> **What you have to do**: Copy out the lines of the entries below without change, beginning at the line containing "314, 275, 319]" and ending with the line containing "status-bar: No cursor".

=====

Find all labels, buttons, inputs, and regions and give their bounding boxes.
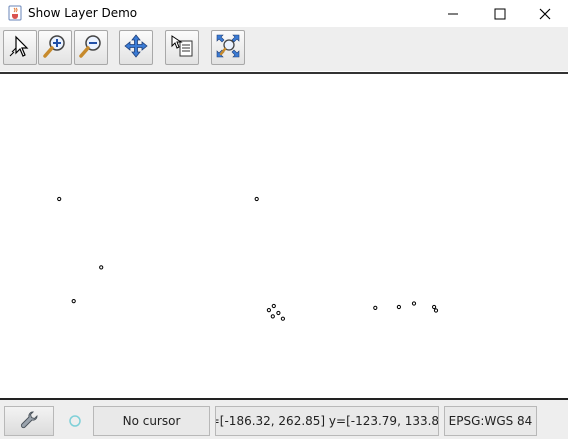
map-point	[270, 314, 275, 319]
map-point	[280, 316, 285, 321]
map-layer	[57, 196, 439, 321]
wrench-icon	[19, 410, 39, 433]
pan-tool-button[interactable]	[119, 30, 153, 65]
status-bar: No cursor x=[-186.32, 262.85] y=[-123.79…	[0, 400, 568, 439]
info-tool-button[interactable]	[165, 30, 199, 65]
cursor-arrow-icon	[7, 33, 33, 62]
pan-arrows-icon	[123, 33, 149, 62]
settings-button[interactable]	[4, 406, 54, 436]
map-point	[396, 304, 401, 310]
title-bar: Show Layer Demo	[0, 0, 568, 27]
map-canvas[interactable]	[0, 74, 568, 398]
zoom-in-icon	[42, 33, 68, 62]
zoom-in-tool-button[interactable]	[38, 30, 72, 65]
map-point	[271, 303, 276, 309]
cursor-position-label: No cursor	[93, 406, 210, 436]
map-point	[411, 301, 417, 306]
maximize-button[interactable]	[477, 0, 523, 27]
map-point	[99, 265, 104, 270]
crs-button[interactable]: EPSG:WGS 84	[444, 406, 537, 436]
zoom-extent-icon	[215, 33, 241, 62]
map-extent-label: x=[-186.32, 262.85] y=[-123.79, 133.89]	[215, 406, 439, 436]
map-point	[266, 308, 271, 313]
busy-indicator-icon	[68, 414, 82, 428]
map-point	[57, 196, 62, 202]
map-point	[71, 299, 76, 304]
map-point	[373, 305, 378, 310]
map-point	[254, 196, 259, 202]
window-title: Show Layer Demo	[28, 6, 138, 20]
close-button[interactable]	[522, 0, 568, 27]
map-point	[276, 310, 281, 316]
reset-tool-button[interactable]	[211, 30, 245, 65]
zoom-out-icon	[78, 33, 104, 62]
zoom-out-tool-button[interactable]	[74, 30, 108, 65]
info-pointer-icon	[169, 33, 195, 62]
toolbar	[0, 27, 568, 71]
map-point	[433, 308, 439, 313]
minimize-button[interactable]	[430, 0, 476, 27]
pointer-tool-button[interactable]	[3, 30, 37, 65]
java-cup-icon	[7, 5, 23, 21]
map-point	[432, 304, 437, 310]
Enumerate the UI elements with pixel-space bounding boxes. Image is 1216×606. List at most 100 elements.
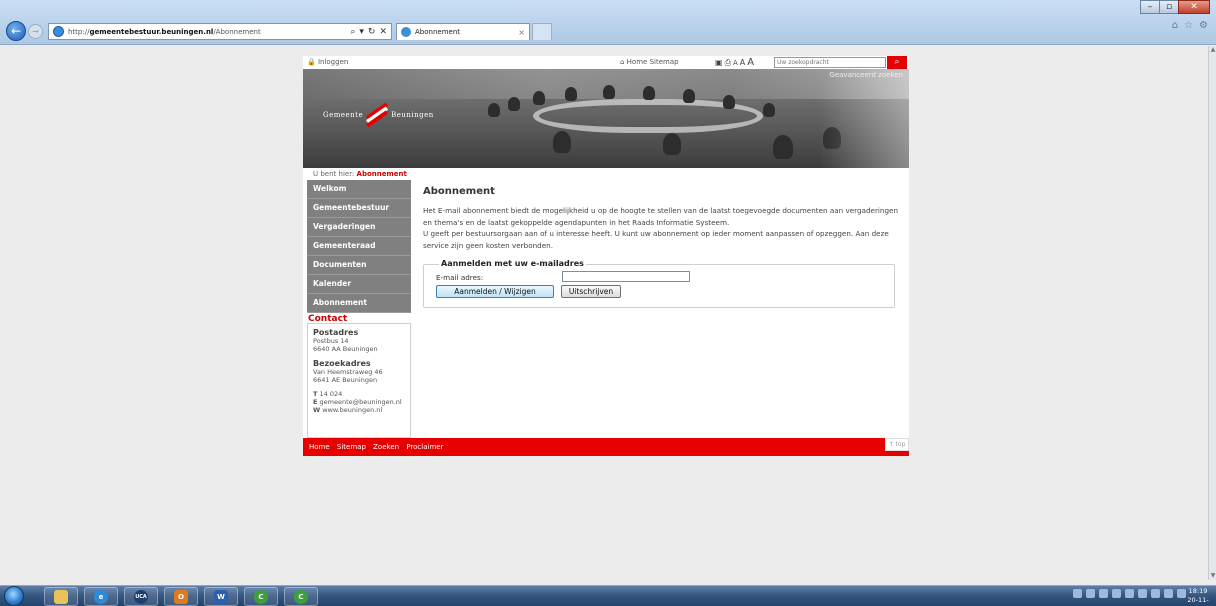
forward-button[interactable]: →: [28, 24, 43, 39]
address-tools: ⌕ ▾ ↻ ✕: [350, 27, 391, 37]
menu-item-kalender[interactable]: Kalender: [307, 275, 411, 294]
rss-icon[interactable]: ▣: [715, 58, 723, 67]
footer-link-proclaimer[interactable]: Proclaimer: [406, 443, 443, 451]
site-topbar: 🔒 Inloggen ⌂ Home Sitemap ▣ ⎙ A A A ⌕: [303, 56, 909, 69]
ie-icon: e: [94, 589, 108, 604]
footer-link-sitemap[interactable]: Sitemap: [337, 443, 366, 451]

=====

> **Output of the exercise**:
map-point	[270, 314, 275, 319]
map-point	[280, 316, 285, 321]
map-layer	[57, 196, 439, 321]
wrench-icon	[19, 410, 39, 433]
pan-tool-button[interactable]	[119, 30, 153, 65]
status-bar: No cursor x=[-186.32, 262.85] y=[-123.79…	[0, 400, 568, 439]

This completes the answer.